— Problem requirements —
Go through the listing and pick out each line with the word "title" in it.

Part of a data file:
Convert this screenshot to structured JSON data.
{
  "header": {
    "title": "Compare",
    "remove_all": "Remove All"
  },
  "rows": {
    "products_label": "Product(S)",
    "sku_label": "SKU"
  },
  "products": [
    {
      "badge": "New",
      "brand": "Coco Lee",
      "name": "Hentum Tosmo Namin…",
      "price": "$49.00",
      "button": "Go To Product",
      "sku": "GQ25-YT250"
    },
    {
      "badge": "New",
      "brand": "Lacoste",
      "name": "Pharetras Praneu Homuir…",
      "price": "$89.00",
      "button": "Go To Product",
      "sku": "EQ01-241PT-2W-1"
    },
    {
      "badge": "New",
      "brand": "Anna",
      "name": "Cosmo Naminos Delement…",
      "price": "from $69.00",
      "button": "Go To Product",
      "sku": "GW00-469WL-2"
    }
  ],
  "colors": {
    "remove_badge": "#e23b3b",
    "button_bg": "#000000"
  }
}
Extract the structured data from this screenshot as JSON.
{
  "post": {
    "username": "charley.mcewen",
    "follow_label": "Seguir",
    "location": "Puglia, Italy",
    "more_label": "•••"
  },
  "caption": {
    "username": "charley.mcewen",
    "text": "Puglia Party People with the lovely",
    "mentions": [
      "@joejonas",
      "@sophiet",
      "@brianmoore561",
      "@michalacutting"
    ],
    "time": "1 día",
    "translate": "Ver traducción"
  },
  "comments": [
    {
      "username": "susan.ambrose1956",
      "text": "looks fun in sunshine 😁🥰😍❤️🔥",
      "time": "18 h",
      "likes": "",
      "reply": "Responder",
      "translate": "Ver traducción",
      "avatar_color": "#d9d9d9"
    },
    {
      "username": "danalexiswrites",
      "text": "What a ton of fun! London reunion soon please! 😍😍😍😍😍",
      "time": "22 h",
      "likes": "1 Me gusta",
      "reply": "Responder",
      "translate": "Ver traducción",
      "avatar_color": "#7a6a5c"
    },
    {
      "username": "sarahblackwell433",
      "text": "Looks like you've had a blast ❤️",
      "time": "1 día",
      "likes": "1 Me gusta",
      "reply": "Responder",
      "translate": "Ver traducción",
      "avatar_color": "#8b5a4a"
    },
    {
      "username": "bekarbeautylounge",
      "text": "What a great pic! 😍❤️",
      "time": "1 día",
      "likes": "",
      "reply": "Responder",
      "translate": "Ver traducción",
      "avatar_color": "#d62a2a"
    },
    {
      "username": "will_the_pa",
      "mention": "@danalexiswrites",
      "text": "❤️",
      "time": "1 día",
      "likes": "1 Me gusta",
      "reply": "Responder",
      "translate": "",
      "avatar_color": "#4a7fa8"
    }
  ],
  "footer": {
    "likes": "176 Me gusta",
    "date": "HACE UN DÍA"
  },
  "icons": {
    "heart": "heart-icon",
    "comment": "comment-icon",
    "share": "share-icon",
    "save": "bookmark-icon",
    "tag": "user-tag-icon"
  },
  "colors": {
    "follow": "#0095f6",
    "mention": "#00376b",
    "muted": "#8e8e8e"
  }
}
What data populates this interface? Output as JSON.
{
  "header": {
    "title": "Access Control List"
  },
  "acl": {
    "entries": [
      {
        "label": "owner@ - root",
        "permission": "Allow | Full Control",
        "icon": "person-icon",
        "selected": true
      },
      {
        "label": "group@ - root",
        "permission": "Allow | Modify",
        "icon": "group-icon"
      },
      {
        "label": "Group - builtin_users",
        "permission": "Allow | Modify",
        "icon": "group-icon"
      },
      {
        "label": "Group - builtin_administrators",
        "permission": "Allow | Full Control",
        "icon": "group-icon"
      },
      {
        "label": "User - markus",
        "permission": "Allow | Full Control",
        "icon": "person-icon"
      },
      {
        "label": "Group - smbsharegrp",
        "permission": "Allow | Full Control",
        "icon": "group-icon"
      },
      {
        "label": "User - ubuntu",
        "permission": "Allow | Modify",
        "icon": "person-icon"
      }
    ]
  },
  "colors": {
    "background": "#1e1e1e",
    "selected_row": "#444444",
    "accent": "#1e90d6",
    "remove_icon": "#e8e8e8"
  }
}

— Task output —
    "title": "Compare",
    "title": "Access Control List"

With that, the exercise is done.